== Exercise directions ==
Pick every line from the data that holds the word "дополнить".

== Data section ==
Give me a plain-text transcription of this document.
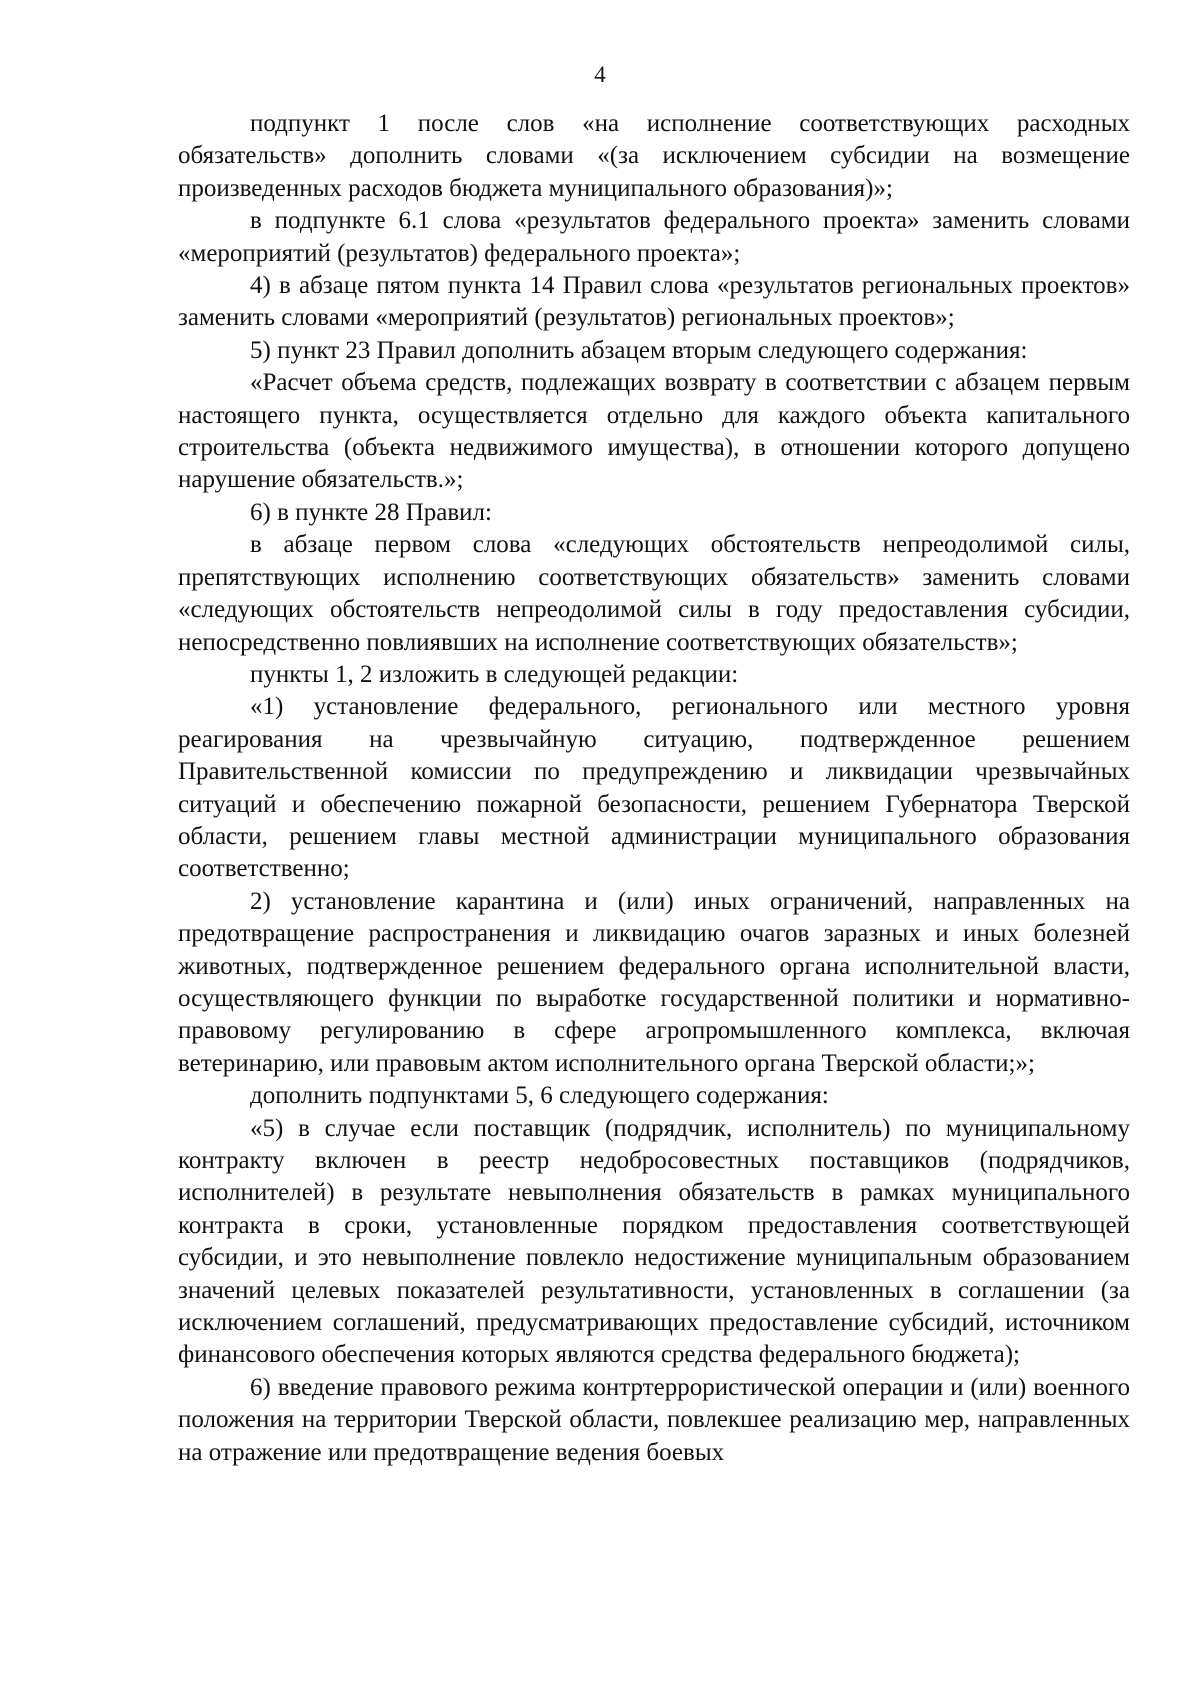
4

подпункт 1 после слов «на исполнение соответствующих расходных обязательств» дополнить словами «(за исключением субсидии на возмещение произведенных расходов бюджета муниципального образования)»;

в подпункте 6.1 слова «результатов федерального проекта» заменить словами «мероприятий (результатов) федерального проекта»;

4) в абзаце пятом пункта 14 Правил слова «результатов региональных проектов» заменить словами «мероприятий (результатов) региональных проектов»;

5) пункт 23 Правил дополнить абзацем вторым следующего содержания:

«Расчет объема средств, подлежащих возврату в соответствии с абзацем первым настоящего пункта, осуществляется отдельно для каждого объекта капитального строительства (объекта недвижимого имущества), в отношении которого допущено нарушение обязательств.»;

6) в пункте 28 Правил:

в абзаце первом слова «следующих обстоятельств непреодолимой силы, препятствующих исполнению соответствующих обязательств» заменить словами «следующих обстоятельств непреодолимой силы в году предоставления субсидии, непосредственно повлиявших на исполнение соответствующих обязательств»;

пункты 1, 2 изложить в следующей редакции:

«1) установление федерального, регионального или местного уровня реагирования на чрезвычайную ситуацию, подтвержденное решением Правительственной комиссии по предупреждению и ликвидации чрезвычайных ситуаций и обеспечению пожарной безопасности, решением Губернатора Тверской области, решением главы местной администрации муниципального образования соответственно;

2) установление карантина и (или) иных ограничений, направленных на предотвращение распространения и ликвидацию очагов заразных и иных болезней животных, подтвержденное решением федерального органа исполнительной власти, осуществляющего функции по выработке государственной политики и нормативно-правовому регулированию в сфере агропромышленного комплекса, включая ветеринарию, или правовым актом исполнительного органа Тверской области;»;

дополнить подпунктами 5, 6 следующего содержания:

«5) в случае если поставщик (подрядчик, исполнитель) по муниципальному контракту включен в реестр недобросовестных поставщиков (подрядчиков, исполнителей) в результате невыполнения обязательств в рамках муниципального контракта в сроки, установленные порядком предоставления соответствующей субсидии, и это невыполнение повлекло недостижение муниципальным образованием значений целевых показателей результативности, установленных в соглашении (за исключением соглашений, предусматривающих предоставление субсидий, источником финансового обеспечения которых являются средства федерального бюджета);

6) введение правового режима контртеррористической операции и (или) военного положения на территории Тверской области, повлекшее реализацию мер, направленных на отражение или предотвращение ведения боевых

== Task response ==
подпункт 1 после слов «на исполнение соответствующих расходных обязательств» дополнить словами «(за исключением субсидии на возмещение произведенных расходов бюджета муниципального образования)»;
5) пункт 23 Правил дополнить абзацем вторым следующего содержания:
дополнить подпунктами 5, 6 следующего содержания:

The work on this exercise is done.